- SET EXERCISE -
Print out the entries below with no edits.
* start MATERIAL SUPPLIED *
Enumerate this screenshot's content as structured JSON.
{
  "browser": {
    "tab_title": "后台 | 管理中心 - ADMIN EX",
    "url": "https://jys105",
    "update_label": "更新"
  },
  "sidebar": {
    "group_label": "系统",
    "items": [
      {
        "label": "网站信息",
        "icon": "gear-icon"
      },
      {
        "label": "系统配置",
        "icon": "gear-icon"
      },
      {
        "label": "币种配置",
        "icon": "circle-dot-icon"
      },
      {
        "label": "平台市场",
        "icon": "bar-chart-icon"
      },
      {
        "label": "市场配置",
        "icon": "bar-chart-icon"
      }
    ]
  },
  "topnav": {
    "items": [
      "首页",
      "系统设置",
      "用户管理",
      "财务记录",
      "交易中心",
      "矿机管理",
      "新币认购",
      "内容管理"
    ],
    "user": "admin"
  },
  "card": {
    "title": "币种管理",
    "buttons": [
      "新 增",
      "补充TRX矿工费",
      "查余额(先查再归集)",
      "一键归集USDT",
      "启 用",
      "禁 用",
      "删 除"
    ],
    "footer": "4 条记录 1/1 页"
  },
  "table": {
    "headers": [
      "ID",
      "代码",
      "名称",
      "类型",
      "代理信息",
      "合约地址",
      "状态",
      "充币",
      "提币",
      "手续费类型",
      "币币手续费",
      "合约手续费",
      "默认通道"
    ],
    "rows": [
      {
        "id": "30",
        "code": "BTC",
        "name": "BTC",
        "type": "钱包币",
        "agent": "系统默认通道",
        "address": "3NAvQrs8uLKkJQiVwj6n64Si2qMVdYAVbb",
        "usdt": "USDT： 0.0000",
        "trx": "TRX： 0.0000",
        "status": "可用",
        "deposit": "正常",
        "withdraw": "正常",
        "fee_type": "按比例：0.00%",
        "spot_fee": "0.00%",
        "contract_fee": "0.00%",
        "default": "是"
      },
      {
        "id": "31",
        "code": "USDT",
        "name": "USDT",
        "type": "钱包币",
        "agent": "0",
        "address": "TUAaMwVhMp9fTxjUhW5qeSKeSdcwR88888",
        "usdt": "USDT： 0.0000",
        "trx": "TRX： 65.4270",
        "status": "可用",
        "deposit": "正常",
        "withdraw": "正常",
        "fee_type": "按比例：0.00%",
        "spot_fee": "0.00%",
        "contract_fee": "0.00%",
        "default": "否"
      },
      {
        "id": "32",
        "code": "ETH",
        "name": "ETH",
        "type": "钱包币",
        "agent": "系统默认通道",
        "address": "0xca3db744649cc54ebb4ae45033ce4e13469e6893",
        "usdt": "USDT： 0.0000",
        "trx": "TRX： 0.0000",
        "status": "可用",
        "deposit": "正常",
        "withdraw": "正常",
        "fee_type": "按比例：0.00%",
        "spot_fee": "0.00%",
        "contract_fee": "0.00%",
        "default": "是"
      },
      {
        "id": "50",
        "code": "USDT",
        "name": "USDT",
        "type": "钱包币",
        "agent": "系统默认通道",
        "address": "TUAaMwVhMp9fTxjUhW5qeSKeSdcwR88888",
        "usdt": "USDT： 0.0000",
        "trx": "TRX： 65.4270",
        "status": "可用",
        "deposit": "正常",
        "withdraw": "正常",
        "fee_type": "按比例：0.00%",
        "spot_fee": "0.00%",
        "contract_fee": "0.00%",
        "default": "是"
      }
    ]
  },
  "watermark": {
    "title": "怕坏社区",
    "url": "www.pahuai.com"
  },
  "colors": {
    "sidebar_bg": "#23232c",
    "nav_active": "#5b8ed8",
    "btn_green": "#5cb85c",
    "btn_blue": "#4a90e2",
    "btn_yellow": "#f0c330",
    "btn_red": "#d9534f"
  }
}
* end MATERIAL SUPPLIED *
- RESULT OF THE EXERCISE -
Enumerate this screenshot's content as structured JSON.
{
  "browser": {
    "tab_title": "后台 | 管理中心 - ADMIN EX",
    "url": "https://jys105",
    "update_label": "更新"
  },
  "sidebar": {
    "group_label": "系统",
    "items": [
      {
        "label": "网站信息",
        "icon": "gear-icon"
      },
      {
        "label": "系统配置",
        "icon": "gear-icon"
      },
      {
        "label": "币种配置",
        "icon": "circle-dot-icon"
      },
      {
        "label": "平台市场",
        "icon": "bar-chart-icon"
      },
      {
        "label": "市场配置",
        "icon": "bar-chart-icon"
      }
    ]
  },
  "topnav": {
    "items": [
      "首页",
      "系统设置",
      "用户管理",
      "财务记录",
      "交易中心",
      "矿机管理",
      "新币认购",
      "内容管理"
    ],
    "user": "admin"
  },
  "card": {
    "title": "币种管理",
    "buttons": [
      "新 增",
      "补充TRX矿工费",
      "查余额(先查再归集)",
      "一键归集USDT",
      "启 用",
      "禁 用",
      "删 除"
    ],
    "footer": "4 条记录 1/1 页"
  },
  "table": {
    "headers": [
      "ID",
      "代码",
      "名称",
      "类型",
      "代理信息",
      "合约地址",
      "状态",
      "充币",
      "提币",
      "手续费类型",
      "币币手续费",
      "合约手续费",
      "默认通道"
    ],
    "rows": [
      {
        "id": "30",
        "code": "BTC",
        "name": "BTC",
        "type": "钱包币",
        "agent": "系统默认通道",
        "address": "3NAvQrs8uLKkJQiVwj6n64Si2qMVdYAVbb",
        "usdt": "USDT： 0.0000",
        "trx": "TRX： 0.0000",
        "status": "可用",
        "deposit": "正常",
        "withdraw": "正常",
        "fee_type": "按比例：0.00%",
        "spot_fee": "0.00%",
        "contract_fee": "0.00%",
        "default": "是"
      },
      {
        "id": "31",
        "code": "USDT",
        "name": "USDT",
        "type": "钱包币",
        "agent": "0",
        "address": "TUAaMwVhMp9fTxjUhW5qeSKeSdcwR88888",
        "usdt": "USDT： 0.0000",
        "trx": "TRX： 65.4270",
        "status": "可用",
        "deposit": "正常",
        "withdraw": "正常",
        "fee_type": "按比例：0.00%",
        "spot_fee": "0.00%",
        "contract_fee": "0.00%",
        "default": "否"
      },
      {
        "id": "32",
        "code": "ETH",
        "name": "ETH",
        "type": "钱包币",
        "agent": "系统默认通道",
        "address": "0xca3db744649cc54ebb4ae45033ce4e13469e6893",
        "usdt": "USDT： 0.0000",
        "trx": "TRX： 0.0000",
        "status": "可用",
        "deposit": "正常",
        "withdraw": "正常",
        "fee_type": "按比例：0.00%",
        "spot_fee": "0.00%",
        "contract_fee": "0.00%",
        "default": "是"
      },
      {
        "id": "50",
        "code": "USDT",
        "name": "USDT",
        "type": "钱包币",
        "agent": "系统默认通道",
        "address": "TUAaMwVhMp9fTxjUhW5qeSKeSdcwR88888",
        "usdt": "USDT： 0.0000",
        "trx": "TRX： 65.4270",
        "status": "可用",
        "deposit": "正常",
        "withdraw": "正常",
        "fee_type": "按比例：0.00%",
        "spot_fee": "0.00%",
        "contract_fee": "0.00%",
        "default": "是"
      }
    ]
  },
  "watermark": {
    "title": "怕坏社区",
    "url": "www.pahuai.com"
  },
  "colors": {
    "sidebar_bg": "#23232c",
    "nav_active": "#5b8ed8",
    "btn_green": "#5cb85c",
    "btn_blue": "#4a90e2",
    "btn_yellow": "#f0c330",
    "btn_red": "#d9534f"
  }
}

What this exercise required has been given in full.